* _RECORDS FOR THE EXERCISE_
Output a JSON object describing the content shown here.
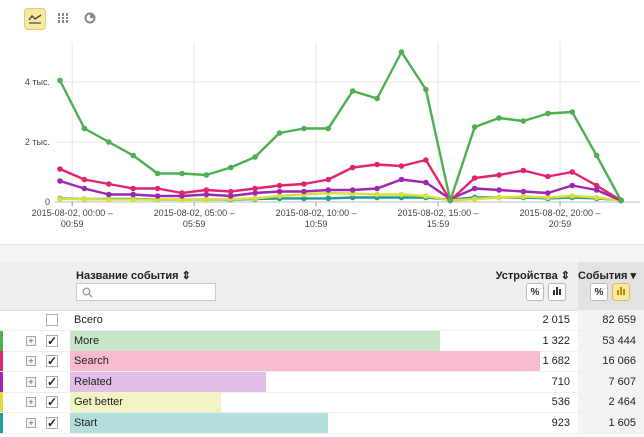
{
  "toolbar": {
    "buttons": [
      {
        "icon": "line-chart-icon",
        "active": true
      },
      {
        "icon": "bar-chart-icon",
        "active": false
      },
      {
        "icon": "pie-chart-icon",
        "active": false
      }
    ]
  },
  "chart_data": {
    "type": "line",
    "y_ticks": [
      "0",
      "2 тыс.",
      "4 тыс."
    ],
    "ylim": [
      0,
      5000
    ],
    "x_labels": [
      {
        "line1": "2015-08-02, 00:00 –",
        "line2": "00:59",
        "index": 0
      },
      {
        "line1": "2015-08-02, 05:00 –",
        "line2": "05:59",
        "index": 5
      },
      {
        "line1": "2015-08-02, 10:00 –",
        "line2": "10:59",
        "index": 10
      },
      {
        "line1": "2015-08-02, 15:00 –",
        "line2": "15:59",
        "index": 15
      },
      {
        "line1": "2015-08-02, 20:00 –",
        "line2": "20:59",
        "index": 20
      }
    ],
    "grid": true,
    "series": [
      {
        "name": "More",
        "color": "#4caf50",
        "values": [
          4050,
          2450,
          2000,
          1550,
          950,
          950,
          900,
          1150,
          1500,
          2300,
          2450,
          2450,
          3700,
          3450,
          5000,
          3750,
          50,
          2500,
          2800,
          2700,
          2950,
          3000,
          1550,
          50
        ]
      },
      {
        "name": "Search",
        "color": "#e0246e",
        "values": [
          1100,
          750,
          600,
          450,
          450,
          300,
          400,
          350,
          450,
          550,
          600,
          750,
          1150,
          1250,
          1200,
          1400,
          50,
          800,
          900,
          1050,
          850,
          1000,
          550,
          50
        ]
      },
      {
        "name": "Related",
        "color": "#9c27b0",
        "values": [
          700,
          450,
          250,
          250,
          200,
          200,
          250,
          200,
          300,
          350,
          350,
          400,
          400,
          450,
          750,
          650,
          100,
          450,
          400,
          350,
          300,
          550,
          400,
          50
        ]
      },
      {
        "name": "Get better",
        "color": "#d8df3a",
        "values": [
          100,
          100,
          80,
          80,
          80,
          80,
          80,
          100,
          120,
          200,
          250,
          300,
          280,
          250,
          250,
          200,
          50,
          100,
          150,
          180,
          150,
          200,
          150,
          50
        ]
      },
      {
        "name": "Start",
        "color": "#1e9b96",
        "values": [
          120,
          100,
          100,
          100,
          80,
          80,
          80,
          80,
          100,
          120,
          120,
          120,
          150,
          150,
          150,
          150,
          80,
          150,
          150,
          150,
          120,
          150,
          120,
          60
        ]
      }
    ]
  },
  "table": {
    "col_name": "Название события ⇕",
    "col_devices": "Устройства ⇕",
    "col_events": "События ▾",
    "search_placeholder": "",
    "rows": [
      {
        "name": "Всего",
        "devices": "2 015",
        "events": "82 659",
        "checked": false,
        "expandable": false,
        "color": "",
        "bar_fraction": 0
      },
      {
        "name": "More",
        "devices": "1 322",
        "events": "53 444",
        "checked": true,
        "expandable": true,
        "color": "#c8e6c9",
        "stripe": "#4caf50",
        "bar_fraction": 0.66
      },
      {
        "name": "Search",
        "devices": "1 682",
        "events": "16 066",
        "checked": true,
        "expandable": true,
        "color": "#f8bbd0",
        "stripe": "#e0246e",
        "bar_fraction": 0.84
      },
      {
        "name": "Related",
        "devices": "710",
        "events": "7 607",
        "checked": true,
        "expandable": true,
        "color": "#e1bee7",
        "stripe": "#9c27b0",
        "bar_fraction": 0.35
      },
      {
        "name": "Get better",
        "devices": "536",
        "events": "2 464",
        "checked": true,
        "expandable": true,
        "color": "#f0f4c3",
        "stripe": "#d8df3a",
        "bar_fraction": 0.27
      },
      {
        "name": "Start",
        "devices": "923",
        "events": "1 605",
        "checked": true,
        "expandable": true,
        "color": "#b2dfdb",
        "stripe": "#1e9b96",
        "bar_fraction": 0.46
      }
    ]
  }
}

* _EXERCISE REQUIREMENTS_
Return the listing above in full and without alteration, excluding its pictures.

* _ANSWER TO THIS TASK_
Output a JSON object describing the content shown here.
{
  "toolbar": {
    "buttons": [
      {
        "icon": "line-chart-icon",
        "active": true
      },
      {
        "icon": "bar-chart-icon",
        "active": false
      },
      {
        "icon": "pie-chart-icon",
        "active": false
      }
    ]
  },
  "chart_data": {
    "type": "line",
    "y_ticks": [
      "0",
      "2 тыс.",
      "4 тыс."
    ],
    "ylim": [
      0,
      5000
    ],
    "x_labels": [
      {
        "line1": "2015-08-02, 00:00 –",
        "line2": "00:59",
        "index": 0
      },
      {
        "line1": "2015-08-02, 05:00 –",
        "line2": "05:59",
        "index": 5
      },
      {
        "line1": "2015-08-02, 10:00 –",
        "line2": "10:59",
        "index": 10
      },
      {
        "line1": "2015-08-02, 15:00 –",
        "line2": "15:59",
        "index": 15
      },
      {
        "line1": "2015-08-02, 20:00 –",
        "line2": "20:59",
        "index": 20
      }
    ],
    "grid": true,
    "series": [
      {
        "name": "More",
        "color": "#4caf50",
        "values": [
          4050,
          2450,
          2000,
          1550,
          950,
          950,
          900,
          1150,
          1500,
          2300,
          2450,
          2450,
          3700,
          3450,
          5000,
          3750,
          50,
          2500,
          2800,
          2700,
          2950,
          3000,
          1550,
          50
        ]
      },
      {
        "name": "Search",
        "color": "#e0246e",
        "values": [
          1100,
          750,
          600,
          450,
          450,
          300,
          400,
          350,
          450,
          550,
          600,
          750,
          1150,
          1250,
          1200,
          1400,
          50,
          800,
          900,
          1050,
          850,
          1000,
          550,
          50
        ]
      },
      {
        "name": "Related",
        "color": "#9c27b0",
        "values": [
          700,
          450,
          250,
          250,
          200,
          200,
          250,
          200,
          300,
          350,
          350,
          400,
          400,
          450,
          750,
          650,
          100,
          450,
          400,
          350,
          300,
          550,
          400,
          50
        ]
      },
      {
        "name": "Get better",
        "color": "#d8df3a",
        "values": [
          100,
          100,
          80,
          80,
          80,
          80,
          80,
          100,
          120,
          200,
          250,
          300,
          280,
          250,
          250,
          200,
          50,
          100,
          150,
          180,
          150,
          200,
          150,
          50
        ]
      },
      {
        "name": "Start",
        "color": "#1e9b96",
        "values": [
          120,
          100,
          100,
          100,
          80,
          80,
          80,
          80,
          100,
          120,
          120,
          120,
          150,
          150,
          150,
          150,
          80,
          150,
          150,
          150,
          120,
          150,
          120,
          60
        ]
      }
    ]
  },
  "table": {
    "col_name": "Название события ⇕",
    "col_devices": "Устройства ⇕",
    "col_events": "События ▾",
    "search_placeholder": "",
    "rows": [
      {
        "name": "Всего",
        "devices": "2 015",
        "events": "82 659",
        "checked": false,
        "expandable": false,
        "color": "",
        "bar_fraction": 0
      },
      {
        "name": "More",
        "devices": "1 322",
        "events": "53 444",
        "checked": true,
        "expandable": true,
        "color": "#c8e6c9",
        "stripe": "#4caf50",
        "bar_fraction": 0.66
      },
      {
        "name": "Search",
        "devices": "1 682",
        "events": "16 066",
        "checked": true,
        "expandable": true,
        "color": "#f8bbd0",
        "stripe": "#e0246e",
        "bar_fraction": 0.84
      },
      {
        "name": "Related",
        "devices": "710",
        "events": "7 607",
        "checked": true,
        "expandable": true,
        "color": "#e1bee7",
        "stripe": "#9c27b0",
        "bar_fraction": 0.35
      },
      {
        "name": "Get better",
        "devices": "536",
        "events": "2 464",
        "checked": true,
        "expandable": true,
        "color": "#f0f4c3",
        "stripe": "#d8df3a",
        "bar_fraction": 0.27
      },
      {
        "name": "Start",
        "devices": "923",
        "events": "1 605",
        "checked": true,
        "expandable": true,
        "color": "#b2dfdb",
        "stripe": "#1e9b96",
        "bar_fraction": 0.46
      }
    ]
  }
}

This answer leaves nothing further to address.